§ **TO DO**
Reproduce the whole listing, character for character.

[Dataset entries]
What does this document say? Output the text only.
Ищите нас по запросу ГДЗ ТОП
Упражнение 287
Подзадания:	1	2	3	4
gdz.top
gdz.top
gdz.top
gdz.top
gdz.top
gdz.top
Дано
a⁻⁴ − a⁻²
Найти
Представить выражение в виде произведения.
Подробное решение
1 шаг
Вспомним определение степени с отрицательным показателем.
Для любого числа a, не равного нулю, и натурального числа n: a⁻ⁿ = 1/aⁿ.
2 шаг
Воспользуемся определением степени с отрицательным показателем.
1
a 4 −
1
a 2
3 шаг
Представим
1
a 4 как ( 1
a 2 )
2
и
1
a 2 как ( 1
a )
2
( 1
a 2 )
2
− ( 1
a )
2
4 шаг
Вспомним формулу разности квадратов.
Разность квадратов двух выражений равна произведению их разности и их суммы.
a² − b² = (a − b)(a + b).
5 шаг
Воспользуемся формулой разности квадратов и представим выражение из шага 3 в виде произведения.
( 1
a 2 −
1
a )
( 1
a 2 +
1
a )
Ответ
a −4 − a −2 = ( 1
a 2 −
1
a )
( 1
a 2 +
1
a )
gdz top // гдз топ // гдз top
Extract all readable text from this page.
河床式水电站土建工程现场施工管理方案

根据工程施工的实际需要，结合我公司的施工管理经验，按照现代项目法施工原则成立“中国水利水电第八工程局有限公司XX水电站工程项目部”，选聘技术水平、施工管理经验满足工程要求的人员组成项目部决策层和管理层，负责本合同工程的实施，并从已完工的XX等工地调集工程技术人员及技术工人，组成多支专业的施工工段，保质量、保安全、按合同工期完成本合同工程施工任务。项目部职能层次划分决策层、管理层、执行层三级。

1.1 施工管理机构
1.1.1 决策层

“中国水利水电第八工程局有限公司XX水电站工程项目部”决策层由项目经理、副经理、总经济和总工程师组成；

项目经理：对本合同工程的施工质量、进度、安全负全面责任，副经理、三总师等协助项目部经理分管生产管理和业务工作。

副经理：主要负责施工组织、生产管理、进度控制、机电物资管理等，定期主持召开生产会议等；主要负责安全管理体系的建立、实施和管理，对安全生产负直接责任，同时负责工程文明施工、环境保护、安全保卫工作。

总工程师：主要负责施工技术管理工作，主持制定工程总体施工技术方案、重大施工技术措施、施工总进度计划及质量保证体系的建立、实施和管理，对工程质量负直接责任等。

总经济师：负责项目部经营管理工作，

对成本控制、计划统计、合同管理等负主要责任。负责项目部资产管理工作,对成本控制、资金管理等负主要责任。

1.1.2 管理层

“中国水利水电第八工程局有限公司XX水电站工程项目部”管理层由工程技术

§ **TASK RESULT**
What does this document say? Output the text only.
Ищите нас по запросу ГДЗ ТОП
Упражнение 287
Подзадания:	1	2	3	4
gdz.top
gdz.top
gdz.top
gdz.top
gdz.top
gdz.top
Дано
a⁻⁴ − a⁻²
Найти
Представить выражение в виде произведения.
Подробное решение
1 шаг
Вспомним определение степени с отрицательным показателем.
Для любого числа a, не равного нулю, и натурального числа n: a⁻ⁿ = 1/aⁿ.
2 шаг
Воспользуемся определением степени с отрицательным показателем.
1
a 4 −
1
a 2
3 шаг
Представим
1
a 4 как ( 1
a 2 )
2
и
1
a 2 как ( 1
a )
2
( 1
a 2 )
2
− ( 1
a )
2
4 шаг
Вспомним формулу разности квадратов.
Разность квадратов двух выражений равна произведению их разности и их суммы.
a² − b² = (a − b)(a + b).
5 шаг
Воспользуемся формулой разности квадратов и представим выражение из шага 3 в виде произведения.
( 1
a 2 −
1
a )
( 1
a 2 +
1
a )
Ответ
a −4 − a −2 = ( 1
a 2 −
1
a )
( 1
a 2 +
1
a )
gdz top // гдз топ // гдз top
Extract all readable text from this page.
河床式水电站土建工程现场施工管理方案

根据工程施工的实际需要，结合我公司的施工管理经验，按照现代项目法施工原则成立“中国水利水电第八工程局有限公司XX水电站工程项目部”，选聘技术水平、施工管理经验满足工程要求的人员组成项目部决策层和管理层，负责本合同工程的实施，并从已完工的XX等工地调集工程技术人员及技术工人，组成多支专业的施工工段，保质量、保安全、按合同工期完成本合同工程施工任务。项目部职能层次划分决策层、管理层、执行层三级。

1.1 施工管理机构
1.1.1 决策层

“中国水利水电第八工程局有限公司XX水电站工程项目部”决策层由项目经理、副经理、总经济和总工程师组成；

项目经理：对本合同工程的施工质量、进度、安全负全面责任，副经理、三总师等协助项目部经理分管生产管理和业务工作。

副经理：主要负责施工组织、生产管理、进度控制、机电物资管理等，定期主持召开生产会议等；主要负责安全管理体系的建立、实施和管理，对安全生产负直接责任，同时负责工程文明施工、环境保护、安全保卫工作。

总工程师：主要负责施工技术管理工作，主持制定工程总体施工技术方案、重大施工技术措施、施工总进度计划及质量保证体系的建立、实施和管理，对工程质量负直接责任等。

总经济师：负责项目部经营管理工作，

对成本控制、计划统计、合同管理等负主要责任。负责项目部资产管理工作,对成本控制、资金管理等负主要责任。

1.1.2 管理层

“中国水利水电第八工程局有限公司XX水电站工程项目部”管理层由工程技术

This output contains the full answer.